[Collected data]

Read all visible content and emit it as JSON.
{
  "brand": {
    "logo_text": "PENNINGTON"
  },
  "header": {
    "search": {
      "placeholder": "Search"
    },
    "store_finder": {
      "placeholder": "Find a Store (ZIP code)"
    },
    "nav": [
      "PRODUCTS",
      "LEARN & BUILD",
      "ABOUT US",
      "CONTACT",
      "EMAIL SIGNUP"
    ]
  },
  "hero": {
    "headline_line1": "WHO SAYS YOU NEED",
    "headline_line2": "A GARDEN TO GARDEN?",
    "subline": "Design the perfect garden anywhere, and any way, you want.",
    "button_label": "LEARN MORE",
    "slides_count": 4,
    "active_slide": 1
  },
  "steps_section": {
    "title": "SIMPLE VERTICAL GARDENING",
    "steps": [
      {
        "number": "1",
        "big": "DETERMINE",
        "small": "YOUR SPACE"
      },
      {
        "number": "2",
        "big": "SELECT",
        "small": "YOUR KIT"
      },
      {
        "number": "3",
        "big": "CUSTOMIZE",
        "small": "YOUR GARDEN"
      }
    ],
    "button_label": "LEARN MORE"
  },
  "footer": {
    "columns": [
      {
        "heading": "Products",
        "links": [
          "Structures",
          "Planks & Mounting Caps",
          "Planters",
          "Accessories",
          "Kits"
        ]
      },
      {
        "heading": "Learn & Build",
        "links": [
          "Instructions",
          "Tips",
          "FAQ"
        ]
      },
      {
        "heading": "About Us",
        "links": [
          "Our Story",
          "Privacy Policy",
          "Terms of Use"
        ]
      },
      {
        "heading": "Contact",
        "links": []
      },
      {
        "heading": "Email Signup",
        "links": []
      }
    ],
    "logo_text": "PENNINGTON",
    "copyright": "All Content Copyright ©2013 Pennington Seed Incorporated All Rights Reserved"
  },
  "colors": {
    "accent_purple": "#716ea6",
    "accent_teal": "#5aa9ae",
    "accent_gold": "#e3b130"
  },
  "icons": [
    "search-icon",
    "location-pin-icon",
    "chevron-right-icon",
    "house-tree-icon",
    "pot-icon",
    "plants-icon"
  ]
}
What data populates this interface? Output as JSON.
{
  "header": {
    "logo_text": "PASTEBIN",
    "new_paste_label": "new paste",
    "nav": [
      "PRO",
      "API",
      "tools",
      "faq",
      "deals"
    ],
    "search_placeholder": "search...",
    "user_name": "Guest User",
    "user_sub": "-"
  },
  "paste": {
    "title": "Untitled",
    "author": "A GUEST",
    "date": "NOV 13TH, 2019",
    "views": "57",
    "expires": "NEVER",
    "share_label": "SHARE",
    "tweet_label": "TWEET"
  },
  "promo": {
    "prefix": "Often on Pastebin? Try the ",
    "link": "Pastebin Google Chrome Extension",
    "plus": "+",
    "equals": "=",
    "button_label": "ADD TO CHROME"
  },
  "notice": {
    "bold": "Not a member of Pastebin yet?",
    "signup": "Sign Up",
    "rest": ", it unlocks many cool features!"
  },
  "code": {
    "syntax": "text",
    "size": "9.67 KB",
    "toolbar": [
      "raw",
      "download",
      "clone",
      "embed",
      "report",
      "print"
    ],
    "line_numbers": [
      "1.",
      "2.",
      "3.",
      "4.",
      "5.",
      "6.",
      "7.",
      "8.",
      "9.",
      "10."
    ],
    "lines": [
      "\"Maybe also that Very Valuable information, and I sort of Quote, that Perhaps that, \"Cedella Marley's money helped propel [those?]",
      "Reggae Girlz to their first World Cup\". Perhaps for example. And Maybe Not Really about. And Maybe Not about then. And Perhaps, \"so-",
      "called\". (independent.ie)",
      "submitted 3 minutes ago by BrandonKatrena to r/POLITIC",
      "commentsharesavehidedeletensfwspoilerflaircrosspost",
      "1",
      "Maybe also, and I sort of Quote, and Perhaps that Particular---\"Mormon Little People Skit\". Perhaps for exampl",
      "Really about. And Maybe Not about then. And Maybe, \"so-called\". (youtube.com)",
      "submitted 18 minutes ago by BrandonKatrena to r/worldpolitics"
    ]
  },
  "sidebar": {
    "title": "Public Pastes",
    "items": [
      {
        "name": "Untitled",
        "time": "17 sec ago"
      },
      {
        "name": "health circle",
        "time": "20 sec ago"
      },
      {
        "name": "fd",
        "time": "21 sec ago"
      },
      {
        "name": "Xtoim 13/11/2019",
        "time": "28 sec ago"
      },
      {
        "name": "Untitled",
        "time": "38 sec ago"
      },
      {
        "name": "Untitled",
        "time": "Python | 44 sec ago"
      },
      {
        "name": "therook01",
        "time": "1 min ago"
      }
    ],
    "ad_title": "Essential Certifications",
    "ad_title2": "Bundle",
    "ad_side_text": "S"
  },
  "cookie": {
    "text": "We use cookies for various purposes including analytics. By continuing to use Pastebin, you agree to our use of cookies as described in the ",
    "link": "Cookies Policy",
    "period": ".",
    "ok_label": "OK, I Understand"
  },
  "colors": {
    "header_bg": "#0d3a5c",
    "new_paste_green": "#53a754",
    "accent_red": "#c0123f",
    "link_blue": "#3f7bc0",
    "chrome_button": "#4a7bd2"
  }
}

* [Written exercise]:
Where a line of the material above holds the string "time", copy that line.

* [Response for this exercise]:
        "time": "17 sec ago"
        "time": "20 sec ago"
        "time": "21 sec ago"
        "time": "28 sec ago"
        "time": "38 sec ago"
        "time": "Python | 44 sec ago"
        "time": "1 min ago"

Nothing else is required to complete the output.